▶ **Your goal**
Identify each line containing the word "gradient" and copy it.

▶ **Data to use**
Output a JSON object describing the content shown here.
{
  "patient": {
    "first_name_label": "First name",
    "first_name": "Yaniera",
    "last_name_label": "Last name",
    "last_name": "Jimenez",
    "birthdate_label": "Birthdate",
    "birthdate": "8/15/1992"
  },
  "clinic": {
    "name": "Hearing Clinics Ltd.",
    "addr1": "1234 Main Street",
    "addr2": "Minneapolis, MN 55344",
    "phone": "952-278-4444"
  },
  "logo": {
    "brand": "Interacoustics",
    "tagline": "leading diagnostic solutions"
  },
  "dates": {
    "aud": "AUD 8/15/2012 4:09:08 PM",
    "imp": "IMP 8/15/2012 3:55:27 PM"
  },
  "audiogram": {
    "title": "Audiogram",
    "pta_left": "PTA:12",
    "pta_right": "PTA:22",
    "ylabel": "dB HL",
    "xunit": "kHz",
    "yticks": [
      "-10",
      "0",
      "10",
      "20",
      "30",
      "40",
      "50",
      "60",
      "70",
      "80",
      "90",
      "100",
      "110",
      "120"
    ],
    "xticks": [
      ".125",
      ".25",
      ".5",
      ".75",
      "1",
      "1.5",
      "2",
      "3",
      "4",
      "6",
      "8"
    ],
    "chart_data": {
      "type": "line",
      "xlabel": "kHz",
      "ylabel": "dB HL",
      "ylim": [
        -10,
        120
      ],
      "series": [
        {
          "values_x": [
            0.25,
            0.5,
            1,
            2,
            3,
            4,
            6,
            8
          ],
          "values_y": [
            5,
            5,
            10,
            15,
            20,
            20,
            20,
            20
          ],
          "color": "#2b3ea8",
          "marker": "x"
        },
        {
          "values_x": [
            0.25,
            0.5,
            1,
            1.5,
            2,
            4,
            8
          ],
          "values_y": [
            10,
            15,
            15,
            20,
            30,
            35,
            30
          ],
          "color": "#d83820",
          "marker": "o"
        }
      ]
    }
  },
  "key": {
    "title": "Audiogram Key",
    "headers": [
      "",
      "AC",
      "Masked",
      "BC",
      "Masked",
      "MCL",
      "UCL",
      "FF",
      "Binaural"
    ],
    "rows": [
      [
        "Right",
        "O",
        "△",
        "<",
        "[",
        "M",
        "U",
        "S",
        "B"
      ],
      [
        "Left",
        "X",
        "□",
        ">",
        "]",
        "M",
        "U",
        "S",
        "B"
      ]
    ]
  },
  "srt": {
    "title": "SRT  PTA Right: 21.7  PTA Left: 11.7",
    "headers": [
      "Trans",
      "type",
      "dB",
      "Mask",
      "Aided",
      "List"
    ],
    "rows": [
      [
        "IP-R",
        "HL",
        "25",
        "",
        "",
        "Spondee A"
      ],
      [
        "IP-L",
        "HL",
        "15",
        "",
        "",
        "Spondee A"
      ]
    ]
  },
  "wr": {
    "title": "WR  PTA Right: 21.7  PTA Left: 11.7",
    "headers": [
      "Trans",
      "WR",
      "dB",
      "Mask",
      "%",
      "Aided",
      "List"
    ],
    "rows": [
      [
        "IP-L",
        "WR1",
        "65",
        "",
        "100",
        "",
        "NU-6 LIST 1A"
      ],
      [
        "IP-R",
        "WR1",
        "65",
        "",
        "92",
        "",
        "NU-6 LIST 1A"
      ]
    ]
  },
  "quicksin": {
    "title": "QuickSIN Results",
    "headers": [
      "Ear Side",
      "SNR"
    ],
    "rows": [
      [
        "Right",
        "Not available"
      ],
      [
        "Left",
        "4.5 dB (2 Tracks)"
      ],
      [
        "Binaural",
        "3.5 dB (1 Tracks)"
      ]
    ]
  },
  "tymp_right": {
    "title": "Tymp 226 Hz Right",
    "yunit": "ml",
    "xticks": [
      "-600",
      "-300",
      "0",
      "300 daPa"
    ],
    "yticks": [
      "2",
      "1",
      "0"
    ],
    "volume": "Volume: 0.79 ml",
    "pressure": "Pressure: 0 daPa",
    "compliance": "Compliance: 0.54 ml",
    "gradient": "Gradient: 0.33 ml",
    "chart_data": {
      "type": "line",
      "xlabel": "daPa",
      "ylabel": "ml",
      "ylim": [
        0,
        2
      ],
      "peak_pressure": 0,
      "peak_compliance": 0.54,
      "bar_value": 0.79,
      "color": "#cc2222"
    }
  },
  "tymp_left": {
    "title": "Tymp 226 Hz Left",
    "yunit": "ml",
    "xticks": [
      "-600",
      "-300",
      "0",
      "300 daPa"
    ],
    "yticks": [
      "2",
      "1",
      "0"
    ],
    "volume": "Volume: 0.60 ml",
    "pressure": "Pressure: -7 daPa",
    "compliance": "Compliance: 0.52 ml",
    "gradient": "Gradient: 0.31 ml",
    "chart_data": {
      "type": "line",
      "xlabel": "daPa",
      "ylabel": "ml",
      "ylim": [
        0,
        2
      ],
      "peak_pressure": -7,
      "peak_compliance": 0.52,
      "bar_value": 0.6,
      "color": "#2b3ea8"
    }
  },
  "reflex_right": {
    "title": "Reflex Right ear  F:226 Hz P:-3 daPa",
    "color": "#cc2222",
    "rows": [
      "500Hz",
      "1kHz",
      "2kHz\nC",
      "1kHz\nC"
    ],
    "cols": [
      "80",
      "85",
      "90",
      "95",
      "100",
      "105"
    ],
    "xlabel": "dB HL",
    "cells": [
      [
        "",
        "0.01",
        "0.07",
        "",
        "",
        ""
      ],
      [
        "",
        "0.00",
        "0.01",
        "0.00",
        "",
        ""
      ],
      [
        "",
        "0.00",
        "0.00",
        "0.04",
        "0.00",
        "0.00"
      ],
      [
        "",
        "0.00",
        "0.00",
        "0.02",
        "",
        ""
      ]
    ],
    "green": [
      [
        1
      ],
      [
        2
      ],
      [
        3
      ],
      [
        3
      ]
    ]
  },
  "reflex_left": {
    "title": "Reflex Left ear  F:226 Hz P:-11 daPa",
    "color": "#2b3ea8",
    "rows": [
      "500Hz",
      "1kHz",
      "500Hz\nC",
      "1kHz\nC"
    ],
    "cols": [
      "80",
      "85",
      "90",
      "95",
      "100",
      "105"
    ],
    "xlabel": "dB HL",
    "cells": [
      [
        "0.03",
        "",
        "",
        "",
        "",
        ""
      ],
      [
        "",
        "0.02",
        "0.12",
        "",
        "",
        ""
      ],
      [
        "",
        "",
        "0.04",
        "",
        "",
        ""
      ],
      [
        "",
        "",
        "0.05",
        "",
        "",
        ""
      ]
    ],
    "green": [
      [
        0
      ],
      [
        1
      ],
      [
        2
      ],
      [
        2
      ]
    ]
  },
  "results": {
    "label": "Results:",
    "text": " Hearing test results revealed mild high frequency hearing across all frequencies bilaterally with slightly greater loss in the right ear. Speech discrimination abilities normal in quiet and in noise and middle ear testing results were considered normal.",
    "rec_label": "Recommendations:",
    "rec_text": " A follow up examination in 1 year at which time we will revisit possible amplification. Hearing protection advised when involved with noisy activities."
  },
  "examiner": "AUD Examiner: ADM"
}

▶ **Complete response**
    "gradient": "Gradient: 0.33 ml",
    "gradient": "Gradient: 0.31 ml",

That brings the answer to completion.